• _TASK DETAILS_
Restate the whole listing exactly.
# INPUT FOR THIS TASK start
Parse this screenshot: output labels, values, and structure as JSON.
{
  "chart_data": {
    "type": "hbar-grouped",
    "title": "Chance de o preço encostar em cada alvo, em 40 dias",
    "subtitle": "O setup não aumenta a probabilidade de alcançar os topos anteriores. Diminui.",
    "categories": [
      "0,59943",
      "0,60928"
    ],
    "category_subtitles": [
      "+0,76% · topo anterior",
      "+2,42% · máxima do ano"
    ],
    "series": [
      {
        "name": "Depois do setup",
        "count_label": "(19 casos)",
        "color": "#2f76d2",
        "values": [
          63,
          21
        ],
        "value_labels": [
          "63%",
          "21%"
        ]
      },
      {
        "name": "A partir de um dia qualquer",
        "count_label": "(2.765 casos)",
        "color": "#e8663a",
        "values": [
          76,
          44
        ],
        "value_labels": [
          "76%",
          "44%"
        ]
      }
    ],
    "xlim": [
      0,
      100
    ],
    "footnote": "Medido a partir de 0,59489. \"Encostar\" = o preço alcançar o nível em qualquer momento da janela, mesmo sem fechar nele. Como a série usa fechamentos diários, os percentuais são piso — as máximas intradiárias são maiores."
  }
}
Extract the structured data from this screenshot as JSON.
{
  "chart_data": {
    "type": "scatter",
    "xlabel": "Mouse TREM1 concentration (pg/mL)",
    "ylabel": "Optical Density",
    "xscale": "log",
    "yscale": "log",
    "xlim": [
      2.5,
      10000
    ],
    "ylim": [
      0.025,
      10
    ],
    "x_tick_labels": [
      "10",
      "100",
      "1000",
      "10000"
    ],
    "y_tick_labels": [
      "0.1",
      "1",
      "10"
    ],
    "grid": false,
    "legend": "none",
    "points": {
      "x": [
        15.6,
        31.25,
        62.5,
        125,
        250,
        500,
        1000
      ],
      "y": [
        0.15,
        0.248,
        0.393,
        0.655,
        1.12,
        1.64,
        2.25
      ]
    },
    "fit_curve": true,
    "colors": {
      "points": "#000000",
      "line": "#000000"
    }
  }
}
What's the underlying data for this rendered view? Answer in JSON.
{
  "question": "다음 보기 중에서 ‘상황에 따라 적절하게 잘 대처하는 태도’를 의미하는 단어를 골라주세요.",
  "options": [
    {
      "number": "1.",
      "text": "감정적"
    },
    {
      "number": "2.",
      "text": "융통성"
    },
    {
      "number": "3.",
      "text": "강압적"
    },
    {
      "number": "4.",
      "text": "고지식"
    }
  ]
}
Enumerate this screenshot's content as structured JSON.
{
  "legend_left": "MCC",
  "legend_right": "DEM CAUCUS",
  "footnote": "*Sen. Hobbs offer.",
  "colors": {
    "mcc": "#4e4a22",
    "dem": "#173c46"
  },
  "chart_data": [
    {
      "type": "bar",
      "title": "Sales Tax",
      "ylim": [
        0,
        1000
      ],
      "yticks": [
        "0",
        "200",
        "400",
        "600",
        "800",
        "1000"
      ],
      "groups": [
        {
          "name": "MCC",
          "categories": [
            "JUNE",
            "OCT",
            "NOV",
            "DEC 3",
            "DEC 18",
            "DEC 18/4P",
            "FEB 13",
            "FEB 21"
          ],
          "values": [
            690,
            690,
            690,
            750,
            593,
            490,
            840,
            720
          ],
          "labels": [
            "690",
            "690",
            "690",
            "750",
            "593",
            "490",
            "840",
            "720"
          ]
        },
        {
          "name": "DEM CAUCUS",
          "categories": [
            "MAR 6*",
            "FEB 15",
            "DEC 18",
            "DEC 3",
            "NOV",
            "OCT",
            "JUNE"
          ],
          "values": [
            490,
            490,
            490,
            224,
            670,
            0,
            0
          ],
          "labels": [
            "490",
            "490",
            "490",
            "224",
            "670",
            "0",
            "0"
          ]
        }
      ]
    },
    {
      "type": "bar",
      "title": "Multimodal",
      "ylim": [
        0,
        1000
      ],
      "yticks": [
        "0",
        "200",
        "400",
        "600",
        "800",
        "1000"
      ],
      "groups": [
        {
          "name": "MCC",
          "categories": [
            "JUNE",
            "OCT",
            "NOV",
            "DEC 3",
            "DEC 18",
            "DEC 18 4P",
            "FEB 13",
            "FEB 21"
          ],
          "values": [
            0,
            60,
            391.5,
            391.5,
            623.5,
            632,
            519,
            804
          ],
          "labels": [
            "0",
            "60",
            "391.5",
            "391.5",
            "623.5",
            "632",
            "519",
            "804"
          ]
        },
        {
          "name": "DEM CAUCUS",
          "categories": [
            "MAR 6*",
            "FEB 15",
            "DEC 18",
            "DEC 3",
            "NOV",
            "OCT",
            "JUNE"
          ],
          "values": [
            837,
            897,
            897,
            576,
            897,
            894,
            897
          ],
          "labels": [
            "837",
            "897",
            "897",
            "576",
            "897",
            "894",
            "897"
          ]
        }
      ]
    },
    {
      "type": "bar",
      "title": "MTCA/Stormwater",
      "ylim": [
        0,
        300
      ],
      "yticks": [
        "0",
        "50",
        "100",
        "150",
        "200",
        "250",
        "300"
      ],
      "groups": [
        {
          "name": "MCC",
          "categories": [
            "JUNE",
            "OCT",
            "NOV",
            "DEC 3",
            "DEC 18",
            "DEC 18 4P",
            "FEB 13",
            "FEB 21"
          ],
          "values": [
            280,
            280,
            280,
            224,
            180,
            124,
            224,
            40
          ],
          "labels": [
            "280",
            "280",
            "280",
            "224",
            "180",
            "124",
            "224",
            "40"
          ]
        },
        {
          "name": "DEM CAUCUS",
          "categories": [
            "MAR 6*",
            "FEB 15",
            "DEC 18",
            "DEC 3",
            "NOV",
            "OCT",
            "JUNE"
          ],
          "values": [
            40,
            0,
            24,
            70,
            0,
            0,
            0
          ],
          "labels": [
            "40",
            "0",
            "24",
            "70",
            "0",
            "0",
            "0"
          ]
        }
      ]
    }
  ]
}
# INPUT FOR THIS TASK end
• _SOLUTION TO THE PROBLEM_
Parse this screenshot: output labels, values, and structure as JSON.
{
  "chart_data": {
    "type": "hbar-grouped",
    "title": "Chance de o preço encostar em cada alvo, em 40 dias",
    "subtitle": "O setup não aumenta a probabilidade de alcançar os topos anteriores. Diminui.",
    "categories": [
      "0,59943",
      "0,60928"
    ],
    "category_subtitles": [
      "+0,76% · topo anterior",
      "+2,42% · máxima do ano"
    ],
    "series": [
      {
        "name": "Depois do setup",
        "count_label": "(19 casos)",
        "color": "#2f76d2",
        "values": [
          63,
          21
        ],
        "value_labels": [
          "63%",
          "21%"
        ]
      },
      {
        "name": "A partir de um dia qualquer",
        "count_label": "(2.765 casos)",
        "color": "#e8663a",
        "values": [
          76,
          44
        ],
        "value_labels": [
          "76%",
          "44%"
        ]
      }
    ],
    "xlim": [
      0,
      100
    ],
    "footnote": "Medido a partir de 0,59489. \"Encostar\" = o preço alcançar o nível em qualquer momento da janela, mesmo sem fechar nele. Como a série usa fechamentos diários, os percentuais são piso — as máximas intradiárias são maiores."
  }
}
Extract the structured data from this screenshot as JSON.
{
  "chart_data": {
    "type": "scatter",
    "xlabel": "Mouse TREM1 concentration (pg/mL)",
    "ylabel": "Optical Density",
    "xscale": "log",
    "yscale": "log",
    "xlim": [
      2.5,
      10000
    ],
    "ylim": [
      0.025,
      10
    ],
    "x_tick_labels": [
      "10",
      "100",
      "1000",
      "10000"
    ],
    "y_tick_labels": [
      "0.1",
      "1",
      "10"
    ],
    "grid": false,
    "legend": "none",
    "points": {
      "x": [
        15.6,
        31.25,
        62.5,
        125,
        250,
        500,
        1000
      ],
      "y": [
        0.15,
        0.248,
        0.393,
        0.655,
        1.12,
        1.64,
        2.25
      ]
    },
    "fit_curve": true,
    "colors": {
      "points": "#000000",
      "line": "#000000"
    }
  }
}
What's the underlying data for this rendered view? Answer in JSON.
{
  "question": "다음 보기 중에서 ‘상황에 따라 적절하게 잘 대처하는 태도’를 의미하는 단어를 골라주세요.",
  "options": [
    {
      "number": "1.",
      "text": "감정적"
    },
    {
      "number": "2.",
      "text": "융통성"
    },
    {
      "number": "3.",
      "text": "강압적"
    },
    {
      "number": "4.",
      "text": "고지식"
    }
  ]
}
Enumerate this screenshot's content as structured JSON.
{
  "legend_left": "MCC",
  "legend_right": "DEM CAUCUS",
  "footnote": "*Sen. Hobbs offer.",
  "colors": {
    "mcc": "#4e4a22",
    "dem": "#173c46"
  },
  "chart_data": [
    {
      "type": "bar",
      "title": "Sales Tax",
      "ylim": [
        0,
        1000
      ],
      "yticks": [
        "0",
        "200",
        "400",
        "600",
        "800",
        "1000"
      ],
      "groups": [
        {
          "name": "MCC",
          "categories": [
            "JUNE",
            "OCT",
            "NOV",
            "DEC 3",
            "DEC 18",
            "DEC 18/4P",
            "FEB 13",
            "FEB 21"
          ],
          "values": [
            690,
            690,
            690,
            750,
            593,
            490,
            840,
            720
          ],
          "labels": [
            "690",
            "690",
            "690",
            "750",
            "593",
            "490",
            "840",
            "720"
          ]
        },
        {
          "name": "DEM CAUCUS",
          "categories": [
            "MAR 6*",
            "FEB 15",
            "DEC 18",
            "DEC 3",
            "NOV",
            "OCT",
            "JUNE"
          ],
          "values": [
            490,
            490,
            490,
            224,
            670,
            0,
            0
          ],
          "labels": [
            "490",
            "490",
            "490",
            "224",
            "670",
            "0",
            "0"
          ]
        }
      ]
    },
    {
      "type": "bar",
      "title": "Multimodal",
      "ylim": [
        0,
        1000
      ],
      "yticks": [
        "0",
        "200",
        "400",
        "600",
        "800",
        "1000"
      ],
      "groups": [
        {
          "name": "MCC",
          "categories": [
            "JUNE",
            "OCT",
            "NOV",
            "DEC 3",
            "DEC 18",
            "DEC 18 4P",
            "FEB 13",
            "FEB 21"
          ],
          "values": [
            0,
            60,
            391.5,
            391.5,
            623.5,
            632,
            519,
            804
          ],
          "labels": [
            "0",
            "60",
            "391.5",
            "391.5",
            "623.5",
            "632",
            "519",
            "804"
          ]
        },
        {
          "name": "DEM CAUCUS",
          "categories": [
            "MAR 6*",
            "FEB 15",
            "DEC 18",
            "DEC 3",
            "NOV",
            "OCT",
            "JUNE"
          ],
          "values": [
            837,
            897,
            897,
            576,
            897,
            894,
            897
          ],
          "labels": [
            "837",
            "897",
            "897",
            "576",
            "897",
            "894",
            "897"
          ]
        }
      ]
    },
    {
      "type": "bar",
      "title": "MTCA/Stormwater",
      "ylim": [
        0,
        300
      ],
      "yticks": [
        "0",
        "50",
        "100",
        "150",
        "200",
        "250",
        "300"
      ],
      "groups": [
        {
          "name": "MCC",
          "categories": [
            "JUNE",
            "OCT",
            "NOV",
            "DEC 3",
            "DEC 18",
            "DEC 18 4P",
            "FEB 13",
            "FEB 21"
          ],
          "values": [
            280,
            280,
            280,
            224,
            180,
            124,
            224,
            40
          ],
          "labels": [
            "280",
            "280",
            "280",
            "224",
            "180",
            "124",
            "224",
            "40"
          ]
        },
        {
          "name": "DEM CAUCUS",
          "categories": [
            "MAR 6*",
            "FEB 15",
            "DEC 18",
            "DEC 3",
            "NOV",
            "OCT",
            "JUNE"
          ],
          "values": [
            40,
            0,
            24,
            70,
            0,
            0,
            0
          ],
          "labels": [
            "40",
            "0",
            "24",
            "70",
            "0",
            "0",
            "0"
          ]
        }
      ]
    }
  ]
}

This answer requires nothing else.